* Start Listed records *
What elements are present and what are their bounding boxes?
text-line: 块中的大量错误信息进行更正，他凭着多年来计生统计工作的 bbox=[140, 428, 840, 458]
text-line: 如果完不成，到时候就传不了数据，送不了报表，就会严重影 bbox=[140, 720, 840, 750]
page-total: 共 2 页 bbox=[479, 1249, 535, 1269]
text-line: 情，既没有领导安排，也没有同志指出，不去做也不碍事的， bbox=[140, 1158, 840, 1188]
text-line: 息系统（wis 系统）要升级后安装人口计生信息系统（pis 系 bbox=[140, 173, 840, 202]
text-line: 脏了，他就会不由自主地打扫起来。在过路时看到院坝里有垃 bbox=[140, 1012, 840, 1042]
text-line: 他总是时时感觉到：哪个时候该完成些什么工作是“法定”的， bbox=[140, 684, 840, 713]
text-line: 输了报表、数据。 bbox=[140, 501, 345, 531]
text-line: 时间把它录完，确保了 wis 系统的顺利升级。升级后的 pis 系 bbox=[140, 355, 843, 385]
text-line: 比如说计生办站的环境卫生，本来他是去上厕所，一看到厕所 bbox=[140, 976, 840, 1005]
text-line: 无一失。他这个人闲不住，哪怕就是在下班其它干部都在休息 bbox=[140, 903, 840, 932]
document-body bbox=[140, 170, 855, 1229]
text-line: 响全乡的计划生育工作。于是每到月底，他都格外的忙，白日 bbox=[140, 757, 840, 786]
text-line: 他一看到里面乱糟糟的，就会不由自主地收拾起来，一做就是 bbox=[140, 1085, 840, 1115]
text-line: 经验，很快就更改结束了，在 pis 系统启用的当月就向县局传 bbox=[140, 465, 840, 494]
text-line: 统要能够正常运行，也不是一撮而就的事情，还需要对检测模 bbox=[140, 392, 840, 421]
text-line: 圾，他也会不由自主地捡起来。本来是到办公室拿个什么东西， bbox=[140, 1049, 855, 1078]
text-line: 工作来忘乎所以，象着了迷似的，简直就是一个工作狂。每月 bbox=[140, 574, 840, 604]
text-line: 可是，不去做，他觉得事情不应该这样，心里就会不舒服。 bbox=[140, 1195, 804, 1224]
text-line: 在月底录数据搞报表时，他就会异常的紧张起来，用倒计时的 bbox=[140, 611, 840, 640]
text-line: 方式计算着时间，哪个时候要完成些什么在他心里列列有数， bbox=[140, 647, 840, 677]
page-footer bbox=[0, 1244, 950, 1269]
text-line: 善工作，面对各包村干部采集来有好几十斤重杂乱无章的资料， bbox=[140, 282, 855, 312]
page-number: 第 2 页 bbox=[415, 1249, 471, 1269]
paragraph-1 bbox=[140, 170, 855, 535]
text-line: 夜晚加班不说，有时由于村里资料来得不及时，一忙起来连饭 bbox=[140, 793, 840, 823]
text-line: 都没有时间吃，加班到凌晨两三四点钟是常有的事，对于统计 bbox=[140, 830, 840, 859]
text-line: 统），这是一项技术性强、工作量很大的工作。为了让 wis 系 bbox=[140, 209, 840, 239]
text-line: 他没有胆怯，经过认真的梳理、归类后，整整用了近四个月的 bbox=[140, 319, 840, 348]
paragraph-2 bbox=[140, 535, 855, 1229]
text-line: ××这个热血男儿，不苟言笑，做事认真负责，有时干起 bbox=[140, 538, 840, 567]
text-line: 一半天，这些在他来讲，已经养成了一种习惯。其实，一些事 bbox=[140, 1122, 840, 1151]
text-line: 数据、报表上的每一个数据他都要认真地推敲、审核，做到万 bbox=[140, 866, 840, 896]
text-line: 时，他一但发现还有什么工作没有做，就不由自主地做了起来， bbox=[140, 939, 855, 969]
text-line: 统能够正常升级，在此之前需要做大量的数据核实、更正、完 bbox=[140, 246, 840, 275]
* End Listed records *
> _Goal_: Could you rewrite all the records above, changing each "pis" to "PIS" and leaving everything else as it is?

> _Task response_:
What elements are present and what are their bounding boxes?
text-line: 块中的大量错误信息进行更正，他凭着多年来计生统计工作的 bbox=[140, 428, 840, 458]
text-line: 如果完不成，到时候就传不了数据，送不了报表，就会严重影 bbox=[140, 720, 840, 750]
page-total: 共 2 页 bbox=[479, 1249, 535, 1269]
text-line: 情，既没有领导安排，也没有同志指出，不去做也不碍事的， bbox=[140, 1158, 840, 1188]
text-line: 息系统（wis 系统）要升级后安装人口计生信息系统（PIS 系 bbox=[140, 173, 840, 202]
text-line: 脏了，他就会不由自主地打扫起来。在过路时看到院坝里有垃 bbox=[140, 1012, 840, 1042]
text-line: 他总是时时感觉到：哪个时候该完成些什么工作是“法定”的， bbox=[140, 684, 840, 713]
text-line: 输了报表、数据。 bbox=[140, 501, 345, 531]
text-line: 时间把它录完，确保了 wis 系统的顺利升级。升级后的 PIS 系 bbox=[140, 355, 843, 385]
text-line: 比如说计生办站的环境卫生，本来他是去上厕所，一看到厕所 bbox=[140, 976, 840, 1005]
text-line: 无一失。他这个人闲不住，哪怕就是在下班其它干部都在休息 bbox=[140, 903, 840, 932]
document-body bbox=[140, 170, 855, 1229]
text-line: 响全乡的计划生育工作。于是每到月底，他都格外的忙，白日 bbox=[140, 757, 840, 786]
text-line: 他一看到里面乱糟糟的，就会不由自主地收拾起来，一做就是 bbox=[140, 1085, 840, 1115]
text-line: 经验，很快就更改结束了，在 PIS 系统启用的当月就向县局传 bbox=[140, 465, 840, 494]
text-line: 统要能够正常运行，也不是一撮而就的事情，还需要对检测模 bbox=[140, 392, 840, 421]
text-line: 圾，他也会不由自主地捡起来。本来是到办公室拿个什么东西， bbox=[140, 1049, 855, 1078]
text-line: 工作来忘乎所以，象着了迷似的，简直就是一个工作狂。每月 bbox=[140, 574, 840, 604]
text-line: 可是，不去做，他觉得事情不应该这样，心里就会不舒服。 bbox=[140, 1195, 804, 1224]
text-line: 在月底录数据搞报表时，他就会异常的紧张起来，用倒计时的 bbox=[140, 611, 840, 640]
text-line: 方式计算着时间，哪个时候要完成些什么在他心里列列有数， bbox=[140, 647, 840, 677]
page-footer bbox=[0, 1244, 950, 1269]
text-line: 善工作，面对各包村干部采集来有好几十斤重杂乱无章的资料， bbox=[140, 282, 855, 312]
page-number: 第 2 页 bbox=[415, 1249, 471, 1269]
paragraph-1 bbox=[140, 170, 855, 535]
text-line: 夜晚加班不说，有时由于村里资料来得不及时，一忙起来连饭 bbox=[140, 793, 840, 823]
text-line: 都没有时间吃，加班到凌晨两三四点钟是常有的事，对于统计 bbox=[140, 830, 840, 859]
text-line: 统），这是一项技术性强、工作量很大的工作。为了让 wis 系 bbox=[140, 209, 840, 239]
text-line: 他没有胆怯，经过认真的梳理、归类后，整整用了近四个月的 bbox=[140, 319, 840, 348]
paragraph-2 bbox=[140, 535, 855, 1229]
text-line: ××这个热血男儿，不苟言笑，做事认真负责，有时干起 bbox=[140, 538, 840, 567]
text-line: 一半天，这些在他来讲，已经养成了一种习惯。其实，一些事 bbox=[140, 1122, 840, 1151]
text-line: 数据、报表上的每一个数据他都要认真地推敲、审核，做到万 bbox=[140, 866, 840, 896]
text-line: 时，他一但发现还有什么工作没有做，就不由自主地做了起来， bbox=[140, 939, 855, 969]
text-line: 统能够正常升级，在此之前需要做大量的数据核实、更正、完 bbox=[140, 246, 840, 275]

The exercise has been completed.